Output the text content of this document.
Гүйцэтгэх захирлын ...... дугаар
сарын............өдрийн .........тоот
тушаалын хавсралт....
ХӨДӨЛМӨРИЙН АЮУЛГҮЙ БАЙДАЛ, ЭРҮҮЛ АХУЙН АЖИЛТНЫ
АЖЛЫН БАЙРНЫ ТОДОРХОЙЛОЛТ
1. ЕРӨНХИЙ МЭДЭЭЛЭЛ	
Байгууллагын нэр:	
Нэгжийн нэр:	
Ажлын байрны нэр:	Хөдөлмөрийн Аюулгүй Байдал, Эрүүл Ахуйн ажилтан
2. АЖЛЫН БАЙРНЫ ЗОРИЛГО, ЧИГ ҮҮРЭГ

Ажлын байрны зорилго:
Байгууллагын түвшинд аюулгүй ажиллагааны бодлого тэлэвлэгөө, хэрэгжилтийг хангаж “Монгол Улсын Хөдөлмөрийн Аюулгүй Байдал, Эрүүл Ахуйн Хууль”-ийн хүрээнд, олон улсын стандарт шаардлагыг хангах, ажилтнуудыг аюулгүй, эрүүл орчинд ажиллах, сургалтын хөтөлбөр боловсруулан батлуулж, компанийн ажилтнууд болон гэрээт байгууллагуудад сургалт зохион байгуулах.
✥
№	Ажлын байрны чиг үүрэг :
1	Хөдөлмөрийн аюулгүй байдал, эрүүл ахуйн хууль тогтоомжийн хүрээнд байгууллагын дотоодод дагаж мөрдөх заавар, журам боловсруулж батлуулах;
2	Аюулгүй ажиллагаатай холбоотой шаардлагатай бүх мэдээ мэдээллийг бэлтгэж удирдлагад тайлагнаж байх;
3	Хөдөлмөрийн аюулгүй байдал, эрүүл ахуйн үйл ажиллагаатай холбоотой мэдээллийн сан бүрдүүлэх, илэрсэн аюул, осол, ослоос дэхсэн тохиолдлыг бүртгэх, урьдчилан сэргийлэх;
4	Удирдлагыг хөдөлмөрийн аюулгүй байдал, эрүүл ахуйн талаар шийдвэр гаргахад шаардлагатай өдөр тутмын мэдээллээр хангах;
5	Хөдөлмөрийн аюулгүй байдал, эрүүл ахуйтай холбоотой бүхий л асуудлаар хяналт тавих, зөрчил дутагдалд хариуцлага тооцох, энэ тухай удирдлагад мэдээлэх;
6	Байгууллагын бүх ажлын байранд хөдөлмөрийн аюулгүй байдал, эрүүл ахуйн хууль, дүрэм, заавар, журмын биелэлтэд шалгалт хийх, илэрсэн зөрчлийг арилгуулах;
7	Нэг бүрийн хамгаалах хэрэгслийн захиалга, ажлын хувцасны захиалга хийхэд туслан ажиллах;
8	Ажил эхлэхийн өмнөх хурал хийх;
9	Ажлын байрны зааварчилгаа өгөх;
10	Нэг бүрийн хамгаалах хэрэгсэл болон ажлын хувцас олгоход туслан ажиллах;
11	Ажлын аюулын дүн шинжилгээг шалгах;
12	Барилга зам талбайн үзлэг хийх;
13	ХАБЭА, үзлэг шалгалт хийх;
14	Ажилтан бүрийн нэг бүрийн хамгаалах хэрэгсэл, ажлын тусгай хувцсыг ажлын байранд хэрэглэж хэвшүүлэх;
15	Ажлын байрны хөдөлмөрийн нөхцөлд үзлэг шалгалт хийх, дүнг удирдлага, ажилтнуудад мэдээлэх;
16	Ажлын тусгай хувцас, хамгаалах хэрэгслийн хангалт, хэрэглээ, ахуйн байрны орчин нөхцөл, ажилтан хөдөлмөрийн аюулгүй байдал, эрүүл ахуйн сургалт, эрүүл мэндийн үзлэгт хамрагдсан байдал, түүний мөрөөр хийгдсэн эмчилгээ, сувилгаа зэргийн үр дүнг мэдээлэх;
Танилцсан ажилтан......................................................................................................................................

• • •

*What the exercise asks*: Each record must be repeated exactly as it is.

*Finished task*:
Output the text content of this document.
Гүйцэтгэх захирлын ...... дугаар
сарын............өдрийн .........тоот
тушаалын хавсралт....
ХӨДӨЛМӨРИЙН АЮУЛГҮЙ БАЙДАЛ, ЭРҮҮЛ АХУЙН АЖИЛТНЫ
АЖЛЫН БАЙРНЫ ТОДОРХОЙЛОЛТ
1. ЕРӨНХИЙ МЭДЭЭЛЭЛ	
Байгууллагын нэр:	
Нэгжийн нэр:	
Ажлын байрны нэр:	Хөдөлмөрийн Аюулгүй Байдал, Эрүүл Ахуйн ажилтан
2. АЖЛЫН БАЙРНЫ ЗОРИЛГО, ЧИГ ҮҮРЭГ

Ажлын байрны зорилго:
Байгууллагын түвшинд аюулгүй ажиллагааны бодлого тэлэвлэгөө, хэрэгжилтийг хангаж “Монгол Улсын Хөдөлмөрийн Аюулгүй Байдал, Эрүүл Ахуйн Хууль”-ийн хүрээнд, олон улсын стандарт шаардлагыг хангах, ажилтнуудыг аюулгүй, эрүүл орчинд ажиллах, сургалтын хөтөлбөр боловсруулан батлуулж, компанийн ажилтнууд болон гэрээт байгууллагуудад сургалт зохион байгуулах.
✥
№	Ажлын байрны чиг үүрэг :
1	Хөдөлмөрийн аюулгүй байдал, эрүүл ахуйн хууль тогтоомжийн хүрээнд байгууллагын дотоодод дагаж мөрдөх заавар, журам боловсруулж батлуулах;
2	Аюулгүй ажиллагаатай холбоотой шаардлагатай бүх мэдээ мэдээллийг бэлтгэж удирдлагад тайлагнаж байх;
3	Хөдөлмөрийн аюулгүй байдал, эрүүл ахуйн үйл ажиллагаатай холбоотой мэдээллийн сан бүрдүүлэх, илэрсэн аюул, осол, ослоос дэхсэн тохиолдлыг бүртгэх, урьдчилан сэргийлэх;
4	Удирдлагыг хөдөлмөрийн аюулгүй байдал, эрүүл ахуйн талаар шийдвэр гаргахад шаардлагатай өдөр тутмын мэдээллээр хангах;
5	Хөдөлмөрийн аюулгүй байдал, эрүүл ахуйтай холбоотой бүхий л асуудлаар хяналт тавих, зөрчил дутагдалд хариуцлага тооцох, энэ тухай удирдлагад мэдээлэх;
6	Байгууллагын бүх ажлын байранд хөдөлмөрийн аюулгүй байдал, эрүүл ахуйн хууль, дүрэм, заавар, журмын биелэлтэд шалгалт хийх, илэрсэн зөрчлийг арилгуулах;
7	Нэг бүрийн хамгаалах хэрэгслийн захиалга, ажлын хувцасны захиалга хийхэд туслан ажиллах;
8	Ажил эхлэхийн өмнөх хурал хийх;
9	Ажлын байрны зааварчилгаа өгөх;
10	Нэг бүрийн хамгаалах хэрэгсэл болон ажлын хувцас олгоход туслан ажиллах;
11	Ажлын аюулын дүн шинжилгээг шалгах;
12	Барилга зам талбайн үзлэг хийх;
13	ХАБЭА, үзлэг шалгалт хийх;
14	Ажилтан бүрийн нэг бүрийн хамгаалах хэрэгсэл, ажлын тусгай хувцсыг ажлын байранд хэрэглэж хэвшүүлэх;
15	Ажлын байрны хөдөлмөрийн нөхцөлд үзлэг шалгалт хийх, дүнг удирдлага, ажилтнуудад мэдээлэх;
16	Ажлын тусгай хувцас, хамгаалах хэрэгслийн хангалт, хэрэглээ, ахуйн байрны орчин нөхцөл, ажилтан хөдөлмөрийн аюулгүй байдал, эрүүл ахуйн сургалт, эрүүл мэндийн үзлэгт хамрагдсан байдал, түүний мөрөөр хийгдсэн эмчилгээ, сувилгаа зэргийн үр дүнг мэдээлэх;
Танилцсан ажилтан......................................................................................................................................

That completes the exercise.